DIRECTIONS:
Can you quote the records below in full, word for word?

* * * * *

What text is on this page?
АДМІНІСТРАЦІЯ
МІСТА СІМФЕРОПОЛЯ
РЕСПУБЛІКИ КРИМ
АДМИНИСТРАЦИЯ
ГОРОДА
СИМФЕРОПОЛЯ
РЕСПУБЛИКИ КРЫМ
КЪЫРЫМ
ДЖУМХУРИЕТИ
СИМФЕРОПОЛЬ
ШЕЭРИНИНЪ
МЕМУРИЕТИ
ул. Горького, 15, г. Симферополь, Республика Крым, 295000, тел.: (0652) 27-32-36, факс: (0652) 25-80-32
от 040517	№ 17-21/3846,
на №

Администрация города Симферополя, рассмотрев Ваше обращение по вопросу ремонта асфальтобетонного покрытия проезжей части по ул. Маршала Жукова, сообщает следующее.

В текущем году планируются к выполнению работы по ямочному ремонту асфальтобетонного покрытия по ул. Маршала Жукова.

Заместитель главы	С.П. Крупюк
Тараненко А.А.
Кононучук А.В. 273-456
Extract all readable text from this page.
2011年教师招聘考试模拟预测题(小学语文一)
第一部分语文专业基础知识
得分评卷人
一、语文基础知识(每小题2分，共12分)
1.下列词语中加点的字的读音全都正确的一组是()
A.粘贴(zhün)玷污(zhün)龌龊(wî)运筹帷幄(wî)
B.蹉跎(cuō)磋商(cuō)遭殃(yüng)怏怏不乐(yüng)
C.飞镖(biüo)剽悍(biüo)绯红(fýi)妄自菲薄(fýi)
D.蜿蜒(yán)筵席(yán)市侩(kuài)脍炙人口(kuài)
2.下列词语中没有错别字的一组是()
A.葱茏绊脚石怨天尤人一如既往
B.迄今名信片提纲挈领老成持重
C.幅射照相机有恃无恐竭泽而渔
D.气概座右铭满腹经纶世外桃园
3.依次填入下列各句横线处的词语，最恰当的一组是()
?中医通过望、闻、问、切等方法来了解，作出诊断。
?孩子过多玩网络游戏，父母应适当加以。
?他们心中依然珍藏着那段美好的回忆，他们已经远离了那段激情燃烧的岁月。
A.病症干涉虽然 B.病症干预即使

* * * * *

FULL SOLUTION:
What text is on this page?
АДМІНІСТРАЦІЯ
МІСТА СІМФЕРОПОЛЯ
РЕСПУБЛІКИ КРИМ
АДМИНИСТРАЦИЯ
ГОРОДА
СИМФЕРОПОЛЯ
РЕСПУБЛИКИ КРЫМ
КЪЫРЫМ
ДЖУМХУРИЕТИ
СИМФЕРОПОЛЬ
ШЕЭРИНИНЪ
МЕМУРИЕТИ
ул. Горького, 15, г. Симферополь, Республика Крым, 295000, тел.: (0652) 27-32-36, факс: (0652) 25-80-32
от 040517	№ 17-21/3846,
на №

Администрация города Симферополя, рассмотрев Ваше обращение по вопросу ремонта асфальтобетонного покрытия проезжей части по ул. Маршала Жукова, сообщает следующее.

В текущем году планируются к выполнению работы по ямочному ремонту асфальтобетонного покрытия по ул. Маршала Жукова.

Заместитель главы	С.П. Крупюк
Тараненко А.А.
Кононучук А.В. 273-456
Extract all readable text from this page.
2011年教师招聘考试模拟预测题(小学语文一)
第一部分语文专业基础知识
得分评卷人
一、语文基础知识(每小题2分，共12分)
1.下列词语中加点的字的读音全都正确的一组是()
A.粘贴(zhün)玷污(zhün)龌龊(wî)运筹帷幄(wî)
B.蹉跎(cuō)磋商(cuō)遭殃(yüng)怏怏不乐(yüng)
C.飞镖(biüo)剽悍(biüo)绯红(fýi)妄自菲薄(fýi)
D.蜿蜒(yán)筵席(yán)市侩(kuài)脍炙人口(kuài)
2.下列词语中没有错别字的一组是()
A.葱茏绊脚石怨天尤人一如既往
B.迄今名信片提纲挈领老成持重
C.幅射照相机有恃无恐竭泽而渔
D.气概座右铭满腹经纶世外桃园
3.依次填入下列各句横线处的词语，最恰当的一组是()
?中医通过望、闻、问、切等方法来了解，作出诊断。
?孩子过多玩网络游戏，父母应适当加以。
?他们心中依然珍藏着那段美好的回忆，他们已经远离了那段激情燃烧的岁月。
A.病症干涉虽然 B.病症干预即使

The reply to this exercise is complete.